- **What this task involves**:
Quote every line as given.

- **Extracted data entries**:

■ ■ ■ ■

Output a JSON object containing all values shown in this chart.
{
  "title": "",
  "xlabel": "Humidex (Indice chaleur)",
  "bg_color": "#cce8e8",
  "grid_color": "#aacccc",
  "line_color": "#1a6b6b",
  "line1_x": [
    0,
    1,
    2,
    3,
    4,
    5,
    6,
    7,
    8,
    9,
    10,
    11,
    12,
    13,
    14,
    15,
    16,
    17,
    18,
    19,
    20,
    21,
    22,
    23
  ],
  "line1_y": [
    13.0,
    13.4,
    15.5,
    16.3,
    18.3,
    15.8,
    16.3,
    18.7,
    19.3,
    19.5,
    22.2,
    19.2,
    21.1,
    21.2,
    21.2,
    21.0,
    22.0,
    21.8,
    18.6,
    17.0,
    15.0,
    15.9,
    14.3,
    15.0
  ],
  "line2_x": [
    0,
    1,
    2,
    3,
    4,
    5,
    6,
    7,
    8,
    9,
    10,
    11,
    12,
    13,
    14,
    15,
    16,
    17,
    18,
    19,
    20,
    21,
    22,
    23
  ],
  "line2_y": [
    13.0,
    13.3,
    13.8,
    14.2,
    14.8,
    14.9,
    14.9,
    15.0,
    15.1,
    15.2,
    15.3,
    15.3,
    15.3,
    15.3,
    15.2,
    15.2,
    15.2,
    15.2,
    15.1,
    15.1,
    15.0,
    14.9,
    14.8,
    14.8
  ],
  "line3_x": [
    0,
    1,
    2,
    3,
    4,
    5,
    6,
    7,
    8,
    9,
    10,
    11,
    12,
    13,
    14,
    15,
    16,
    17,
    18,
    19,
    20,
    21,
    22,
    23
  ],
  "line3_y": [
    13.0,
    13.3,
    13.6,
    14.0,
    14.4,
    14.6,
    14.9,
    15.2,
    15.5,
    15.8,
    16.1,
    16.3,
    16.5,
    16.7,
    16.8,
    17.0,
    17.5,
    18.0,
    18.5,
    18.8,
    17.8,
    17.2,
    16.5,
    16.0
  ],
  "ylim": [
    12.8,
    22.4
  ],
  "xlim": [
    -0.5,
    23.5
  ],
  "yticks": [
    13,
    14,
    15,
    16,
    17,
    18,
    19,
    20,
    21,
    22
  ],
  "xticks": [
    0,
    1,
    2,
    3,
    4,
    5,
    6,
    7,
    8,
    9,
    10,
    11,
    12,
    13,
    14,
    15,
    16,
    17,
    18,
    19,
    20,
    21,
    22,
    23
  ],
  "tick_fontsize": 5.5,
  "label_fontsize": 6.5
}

■ ■ ■ ■

- **Exercise answer**:
Output a JSON object containing all values shown in this chart.
{
  "title": "",
  "xlabel": "Humidex (Indice chaleur)",
  "bg_color": "#cce8e8",
  "grid_color": "#aacccc",
  "line_color": "#1a6b6b",
  "line1_x": [
    0,
    1,
    2,
    3,
    4,
    5,
    6,
    7,
    8,
    9,
    10,
    11,
    12,
    13,
    14,
    15,
    16,
    17,
    18,
    19,
    20,
    21,
    22,
    23
  ],
  "line1_y": [
    13.0,
    13.4,
    15.5,
    16.3,
    18.3,
    15.8,
    16.3,
    18.7,
    19.3,
    19.5,
    22.2,
    19.2,
    21.1,
    21.2,
    21.2,
    21.0,
    22.0,
    21.8,
    18.6,
    17.0,
    15.0,
    15.9,
    14.3,
    15.0
  ],
  "line2_x": [
    0,
    1,
    2,
    3,
    4,
    5,
    6,
    7,
    8,
    9,
    10,
    11,
    12,
    13,
    14,
    15,
    16,
    17,
    18,
    19,
    20,
    21,
    22,
    23
  ],
  "line2_y": [
    13.0,
    13.3,
    13.8,
    14.2,
    14.8,
    14.9,
    14.9,
    15.0,
    15.1,
    15.2,
    15.3,
    15.3,
    15.3,
    15.3,
    15.2,
    15.2,
    15.2,
    15.2,
    15.1,
    15.1,
    15.0,
    14.9,
    14.8,
    14.8
  ],
  "line3_x": [
    0,
    1,
    2,
    3,
    4,
    5,
    6,
    7,
    8,
    9,
    10,
    11,
    12,
    13,
    14,
    15,
    16,
    17,
    18,
    19,
    20,
    21,
    22,
    23
  ],
  "line3_y": [
    13.0,
    13.3,
    13.6,
    14.0,
    14.4,
    14.6,
    14.9,
    15.2,
    15.5,
    15.8,
    16.1,
    16.3,
    16.5,
    16.7,
    16.8,
    17.0,
    17.5,
    18.0,
    18.5,
    18.8,
    17.8,
    17.2,
    16.5,
    16.0
  ],
  "ylim": [
    12.8,
    22.4
  ],
  "xlim": [
    -0.5,
    23.5
  ],
  "yticks": [
    13,
    14,
    15,
    16,
    17,
    18,
    19,
    20,
    21,
    22
  ],
  "xticks": [
    0,
    1,
    2,
    3,
    4,
    5,
    6,
    7,
    8,
    9,
    10,
    11,
    12,
    13,
    14,
    15,
    16,
    17,
    18,
    19,
    20,
    21,
    22,
    23
  ],
  "tick_fontsize": 5.5,
  "label_fontsize": 6.5
}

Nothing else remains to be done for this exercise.